[Text section — start]

2. You’re ready to communicate your ass off.
A healthy open relationship does not start after a single talk. “Opening a relationship takes so much time and work,” Webb says. Properly navigating this new terrain requires a series of ongoing conversations where you and your partner discuss what you’re looking to get out of the new relationship dynamic along with any rules you need to follow to make that happen.
Perhaps in order for you both to feel fulfilled and safe in your open relationship, neither of you can have sleepovers, play with friends, tell each other details of your trysts, have sex with other people without protection, or have sex with others inside your shared home.
Discuss emotional boundaries too. Are you both only interested in having sexual connections with other people? Or are you OK with polyamory, which allows for emotional connections and even loving other people too? Making sure you both agree upon these types of boundaries is key.
3. Your relationship currently stands on a foundation of honesty and trust.
Every expert quoted in this piece made one thing abundantly clear: Successful open relationships can require even more honesty and confidence in your partner than monogamous ones.
When a couple has this foundation, it’s a lot harder for non-monogamy to harm their bond, Lipscomb says. But without that trust or ability to be completely truthful, it’s much easier for an open relationship to exacerbate your relationship issues or create new ones. For instance, if you don’t trust your partner as much as possible, will you believe them when they say they’ll always use protection? If you feel like you can’t be honest with them, will you be able to share what about an open relationship makes you feel most vulnerable—which is the only real way you can get reassurance for those fears?
It’s necessary that both of you feel comfortable discussing questions and concerns you might have even if you’re a little nervous. Otherwise, your open relationship could implode pretty quickly.
4. You and your partner have mismatched libidos or kinks.
“Some folks have a partner who is uninterested in having a sexual relationship but still desires an emotional connection,” clinical psychologist and American Association of Sexuality Educators, Counselors and Therapists–certified sex therapist Kelifern Pomeranz, Psy.D., tells SELF. This may happen when one partner falls on the asexual spectrum, is taking medication that stunts their libido, is too stressed from work to want much sex, or for any number of other valid reasons. On a similar note if one of you is all about a certain kink and the other has absolutely no interest, allowing one partner to practice that kink with others might offer a solution.
Of course these types of situations still require honesty, trust, and thorough communication. Those are nonnegotiable in any good relationship, especially open ones.
5. You’re in a mixed-orientation relationship.
If you’re in a mixed-orientation relationship, you may already know that term for it, but just so we’re on the same page: A mixed-orientation relationship means that partners have different sexual orientations.
Let’s say you’ve realized you’re bisexual while in a committed relationship with someone of the opposite sex. You may want to explore your attraction to the same sex but deeply love your partner and don’t want to break up.
Couples in this spot sometimes incorporate their differing sexual orientations when hammering out open relationship rules, Pomeranz says, like agreeing that one person can feel free to hook up with people of their own sex, but not of their partner’s.

[Text section — finish]

**Problem description:**
Quote the article on open relationships word for word, starting at "When a couple" and ending at "libidos or kinks.". The rows come from a separate source, unrelated to the article on open relationships.

[Record set — start]

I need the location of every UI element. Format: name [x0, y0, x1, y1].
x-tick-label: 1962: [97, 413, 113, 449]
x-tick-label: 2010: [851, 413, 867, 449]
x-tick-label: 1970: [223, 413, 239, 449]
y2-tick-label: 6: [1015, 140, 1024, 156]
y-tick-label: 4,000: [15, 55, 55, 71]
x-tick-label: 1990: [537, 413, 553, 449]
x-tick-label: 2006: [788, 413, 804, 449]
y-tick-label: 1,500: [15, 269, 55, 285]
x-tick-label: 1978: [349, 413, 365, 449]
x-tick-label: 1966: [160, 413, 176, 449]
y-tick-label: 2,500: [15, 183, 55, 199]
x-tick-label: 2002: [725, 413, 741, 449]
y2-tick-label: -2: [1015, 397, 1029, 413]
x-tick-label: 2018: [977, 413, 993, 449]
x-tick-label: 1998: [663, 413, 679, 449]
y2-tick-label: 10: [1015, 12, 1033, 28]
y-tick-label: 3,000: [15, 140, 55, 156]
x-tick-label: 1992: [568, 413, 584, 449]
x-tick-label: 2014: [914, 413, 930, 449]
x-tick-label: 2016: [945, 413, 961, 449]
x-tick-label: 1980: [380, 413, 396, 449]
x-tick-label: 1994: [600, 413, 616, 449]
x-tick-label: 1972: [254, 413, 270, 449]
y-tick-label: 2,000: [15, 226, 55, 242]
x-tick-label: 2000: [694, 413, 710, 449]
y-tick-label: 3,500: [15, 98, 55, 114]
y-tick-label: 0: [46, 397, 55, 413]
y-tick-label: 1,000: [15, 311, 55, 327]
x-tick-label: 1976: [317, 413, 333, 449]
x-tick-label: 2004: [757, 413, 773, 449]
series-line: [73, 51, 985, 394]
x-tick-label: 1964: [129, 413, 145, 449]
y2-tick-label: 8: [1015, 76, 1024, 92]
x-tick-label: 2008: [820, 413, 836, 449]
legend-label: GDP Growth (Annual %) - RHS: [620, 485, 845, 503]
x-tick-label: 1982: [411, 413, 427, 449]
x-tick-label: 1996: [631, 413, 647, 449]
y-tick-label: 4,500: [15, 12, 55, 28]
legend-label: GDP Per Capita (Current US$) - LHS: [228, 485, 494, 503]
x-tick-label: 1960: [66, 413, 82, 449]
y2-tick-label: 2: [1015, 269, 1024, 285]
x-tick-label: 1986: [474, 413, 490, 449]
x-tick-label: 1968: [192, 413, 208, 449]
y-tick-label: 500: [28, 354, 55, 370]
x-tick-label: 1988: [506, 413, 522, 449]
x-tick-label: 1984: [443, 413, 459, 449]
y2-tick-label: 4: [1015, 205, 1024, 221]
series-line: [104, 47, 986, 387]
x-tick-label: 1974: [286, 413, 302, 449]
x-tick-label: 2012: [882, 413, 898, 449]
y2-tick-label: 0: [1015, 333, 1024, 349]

[Record set — finish]

**Finished exercise:**
When a couple has this foundation, it’s a lot harder for non-monogamy to harm their bond, Lipscomb says. But without that trust or ability to be completely truthful, it’s much easier for an open relationship to exacerbate your relationship issues or create new ones. For instance, if you don’t trust your partner as much as possible, will you believe them when they say they’ll always use protection? If you feel like you can’t be honest with them, will you be able to share what about an open relationship makes you feel most vulnerable—which is the only real way you can get reassurance for those fears?
It’s necessary that both of you feel comfortable discussing questions and concerns you might have even if you’re a little nervous. Otherwise, your open relationship could implode pretty quickly.
4. You and your partner have mismatched libidos or kinks.